• _What the task asks_
Your task is to locate every line holding the string "text" and to copy each of them.

Raw records:
** BEGIN **

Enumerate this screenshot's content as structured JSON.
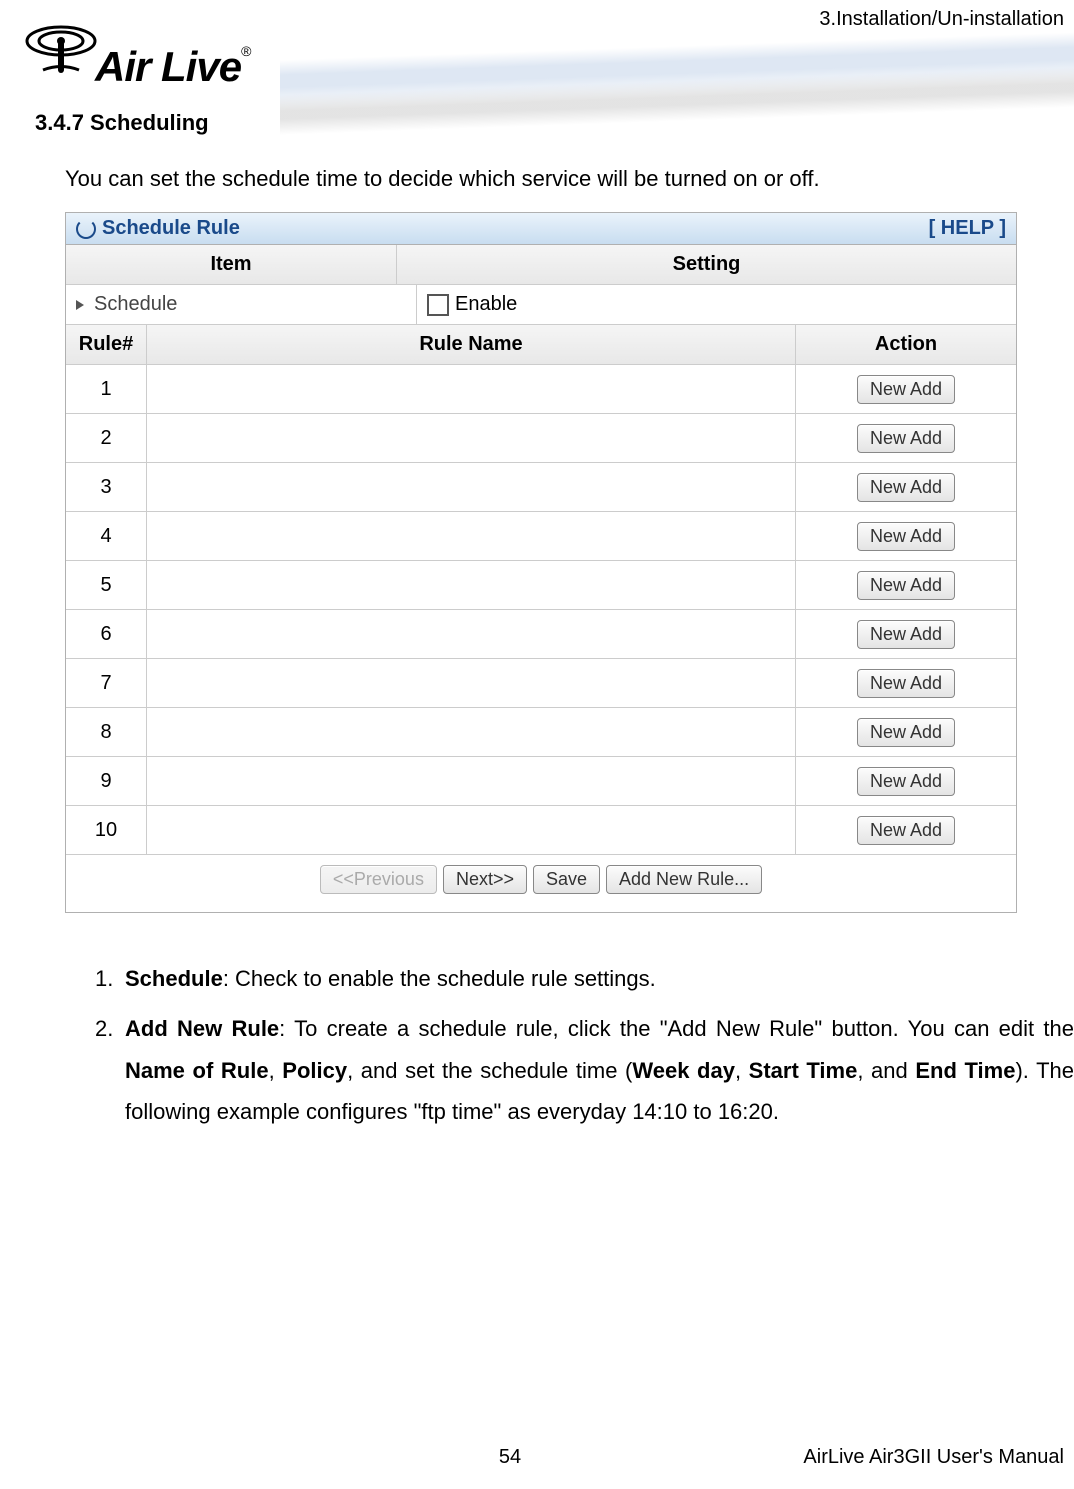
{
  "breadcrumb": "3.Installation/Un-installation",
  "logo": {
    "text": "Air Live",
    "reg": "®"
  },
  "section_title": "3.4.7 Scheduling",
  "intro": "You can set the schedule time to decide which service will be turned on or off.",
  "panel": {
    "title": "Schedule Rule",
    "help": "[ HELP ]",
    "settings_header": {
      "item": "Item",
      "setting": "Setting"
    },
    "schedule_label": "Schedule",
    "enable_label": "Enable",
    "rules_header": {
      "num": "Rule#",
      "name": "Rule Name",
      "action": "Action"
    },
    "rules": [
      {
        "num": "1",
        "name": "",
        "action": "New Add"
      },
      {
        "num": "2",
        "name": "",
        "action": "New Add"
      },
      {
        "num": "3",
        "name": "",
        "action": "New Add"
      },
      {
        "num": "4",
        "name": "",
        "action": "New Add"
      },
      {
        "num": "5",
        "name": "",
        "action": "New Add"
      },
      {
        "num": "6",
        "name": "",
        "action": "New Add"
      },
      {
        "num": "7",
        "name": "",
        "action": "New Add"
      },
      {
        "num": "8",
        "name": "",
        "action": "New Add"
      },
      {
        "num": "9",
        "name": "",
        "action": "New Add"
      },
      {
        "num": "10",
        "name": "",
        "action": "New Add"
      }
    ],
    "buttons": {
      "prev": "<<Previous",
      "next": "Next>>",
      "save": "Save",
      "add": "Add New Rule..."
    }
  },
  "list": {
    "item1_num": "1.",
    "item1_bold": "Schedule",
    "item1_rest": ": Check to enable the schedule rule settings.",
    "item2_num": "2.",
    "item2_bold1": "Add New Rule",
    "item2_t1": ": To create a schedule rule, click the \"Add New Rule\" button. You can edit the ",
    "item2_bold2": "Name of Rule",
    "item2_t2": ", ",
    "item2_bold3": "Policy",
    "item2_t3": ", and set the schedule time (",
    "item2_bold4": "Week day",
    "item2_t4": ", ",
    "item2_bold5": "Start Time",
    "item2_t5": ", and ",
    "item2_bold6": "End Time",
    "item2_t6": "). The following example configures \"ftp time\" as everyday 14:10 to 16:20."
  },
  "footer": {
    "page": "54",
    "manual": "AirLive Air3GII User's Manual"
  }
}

** END **
** BEGIN **

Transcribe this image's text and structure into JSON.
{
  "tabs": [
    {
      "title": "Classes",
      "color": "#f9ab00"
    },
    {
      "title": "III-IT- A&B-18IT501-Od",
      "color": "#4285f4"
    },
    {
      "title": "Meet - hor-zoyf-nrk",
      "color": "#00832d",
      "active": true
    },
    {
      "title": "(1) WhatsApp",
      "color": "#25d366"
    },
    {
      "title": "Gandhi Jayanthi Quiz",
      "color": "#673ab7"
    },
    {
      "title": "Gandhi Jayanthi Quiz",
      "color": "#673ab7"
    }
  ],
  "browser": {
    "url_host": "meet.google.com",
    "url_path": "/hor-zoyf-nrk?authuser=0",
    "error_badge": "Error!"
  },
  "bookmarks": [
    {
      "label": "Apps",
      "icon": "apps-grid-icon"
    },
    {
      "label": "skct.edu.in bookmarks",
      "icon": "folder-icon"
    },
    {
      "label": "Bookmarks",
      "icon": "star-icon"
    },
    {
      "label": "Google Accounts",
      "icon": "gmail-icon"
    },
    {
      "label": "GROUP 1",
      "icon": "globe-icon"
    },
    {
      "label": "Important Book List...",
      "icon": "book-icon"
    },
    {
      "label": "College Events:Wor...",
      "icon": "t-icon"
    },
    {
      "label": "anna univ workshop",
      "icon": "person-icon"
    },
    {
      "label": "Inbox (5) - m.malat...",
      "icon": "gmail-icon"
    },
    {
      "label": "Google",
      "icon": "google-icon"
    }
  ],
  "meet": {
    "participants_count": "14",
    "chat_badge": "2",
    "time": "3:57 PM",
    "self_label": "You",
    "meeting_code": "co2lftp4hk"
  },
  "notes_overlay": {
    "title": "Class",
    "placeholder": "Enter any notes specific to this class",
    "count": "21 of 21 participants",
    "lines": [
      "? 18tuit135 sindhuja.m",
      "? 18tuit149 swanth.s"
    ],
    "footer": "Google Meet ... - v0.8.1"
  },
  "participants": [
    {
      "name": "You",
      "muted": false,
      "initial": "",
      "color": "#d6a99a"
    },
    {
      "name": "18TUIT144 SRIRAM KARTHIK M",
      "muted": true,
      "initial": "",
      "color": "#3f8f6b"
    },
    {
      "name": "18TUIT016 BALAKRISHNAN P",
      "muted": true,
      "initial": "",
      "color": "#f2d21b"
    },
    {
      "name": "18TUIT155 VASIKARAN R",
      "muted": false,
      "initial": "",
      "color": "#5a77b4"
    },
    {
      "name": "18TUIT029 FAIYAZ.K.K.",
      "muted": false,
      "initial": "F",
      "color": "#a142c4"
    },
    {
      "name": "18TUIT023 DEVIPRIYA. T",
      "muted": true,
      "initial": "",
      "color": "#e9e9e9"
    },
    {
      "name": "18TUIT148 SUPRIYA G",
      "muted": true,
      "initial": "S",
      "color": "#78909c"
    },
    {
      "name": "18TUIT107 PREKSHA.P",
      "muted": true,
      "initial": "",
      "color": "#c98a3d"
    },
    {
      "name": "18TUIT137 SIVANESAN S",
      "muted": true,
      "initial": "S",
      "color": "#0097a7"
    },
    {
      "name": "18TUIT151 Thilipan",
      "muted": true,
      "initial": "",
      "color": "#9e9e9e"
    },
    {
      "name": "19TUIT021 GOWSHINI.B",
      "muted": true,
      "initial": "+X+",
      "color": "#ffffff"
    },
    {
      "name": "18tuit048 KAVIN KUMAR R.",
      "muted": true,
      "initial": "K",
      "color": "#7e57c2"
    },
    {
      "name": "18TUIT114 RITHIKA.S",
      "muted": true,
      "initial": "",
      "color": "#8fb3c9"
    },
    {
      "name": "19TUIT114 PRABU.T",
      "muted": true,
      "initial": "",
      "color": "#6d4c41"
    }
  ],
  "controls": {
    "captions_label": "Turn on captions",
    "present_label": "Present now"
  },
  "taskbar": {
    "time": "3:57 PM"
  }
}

** END **

• _Solution for this task_
    "text": "Air Live",
Transcribe this image's text and structure into JSON.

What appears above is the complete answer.